> EXERCISE
Repeat the full listing below verbatim and keep the images out.

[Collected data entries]

-- START --

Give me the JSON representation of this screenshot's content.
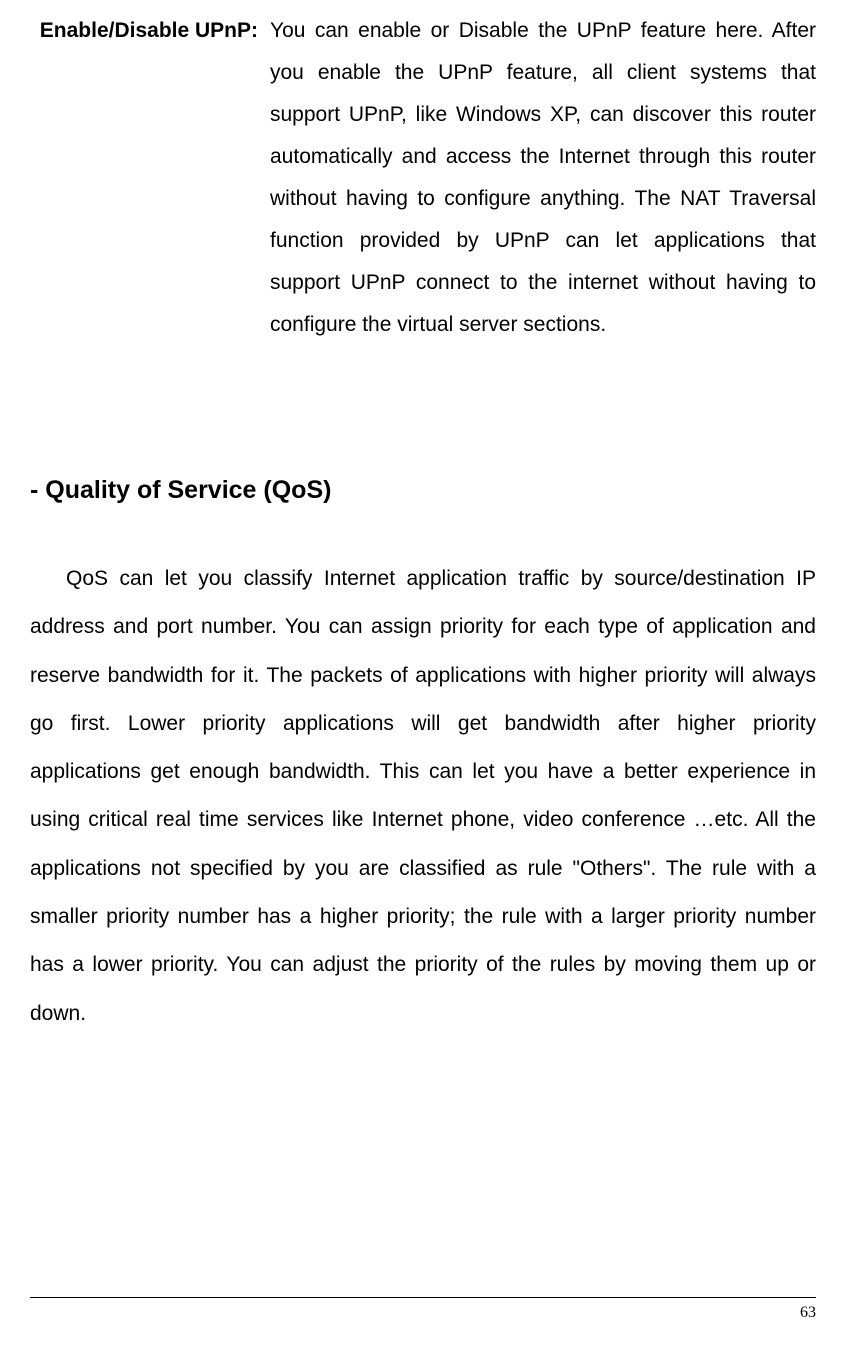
{
  "param": {
    "label": "Enable/Disable UPnP:",
    "desc": "You can enable or Disable the UPnP feature here. After you enable the UPnP feature, all client systems that support UPnP, like Windows XP, can discover this router automatically and access the Internet through this router without having to configure anything. The NAT Traversal function provided by UPnP can let applications that support UPnP connect to the internet without having to configure the virtual server sections."
  },
  "section": {
    "heading": "- Quality of Service (QoS)",
    "body": "QoS can let you classify Internet application traffic by source/destination IP address and port number. You can assign priority for each type of application and reserve bandwidth for it. The packets of applications with higher priority will always go first. Lower priority applications will get bandwidth after higher priority applications get enough bandwidth. This can let you have a better experience in using critical real time services like Internet phone, video conference …etc. All the applications not specified by you are classified as rule \"Others\". The rule with a smaller priority number has a higher priority; the rule with a larger priority number has a lower priority. You can adjust the priority of the rules by moving them up or down."
  },
  "page_number": "63"
}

-- END --

> EXERCISE SOLUTION
Give me the JSON representation of this screenshot's content.
{
  "param": {
    "label": "Enable/Disable UPnP:",
    "desc": "You can enable or Disable the UPnP feature here. After you enable the UPnP feature, all client systems that support UPnP, like Windows XP, can discover this router automatically and access the Internet through this router without having to configure anything. The NAT Traversal function provided by UPnP can let applications that support UPnP connect to the internet without having to configure the virtual server sections."
  },
  "section": {
    "heading": "- Quality of Service (QoS)",
    "body": "QoS can let you classify Internet application traffic by source/destination IP address and port number. You can assign priority for each type of application and reserve bandwidth for it. The packets of applications with higher priority will always go first. Lower priority applications will get bandwidth after higher priority applications get enough bandwidth. This can let you have a better experience in using critical real time services like Internet phone, video conference …etc. All the applications not specified by you are classified as rule \"Others\". The rule with a smaller priority number has a higher priority; the rule with a larger priority number has a lower priority. You can adjust the priority of the rules by moving them up or down."
  },
  "page_number": "63"
}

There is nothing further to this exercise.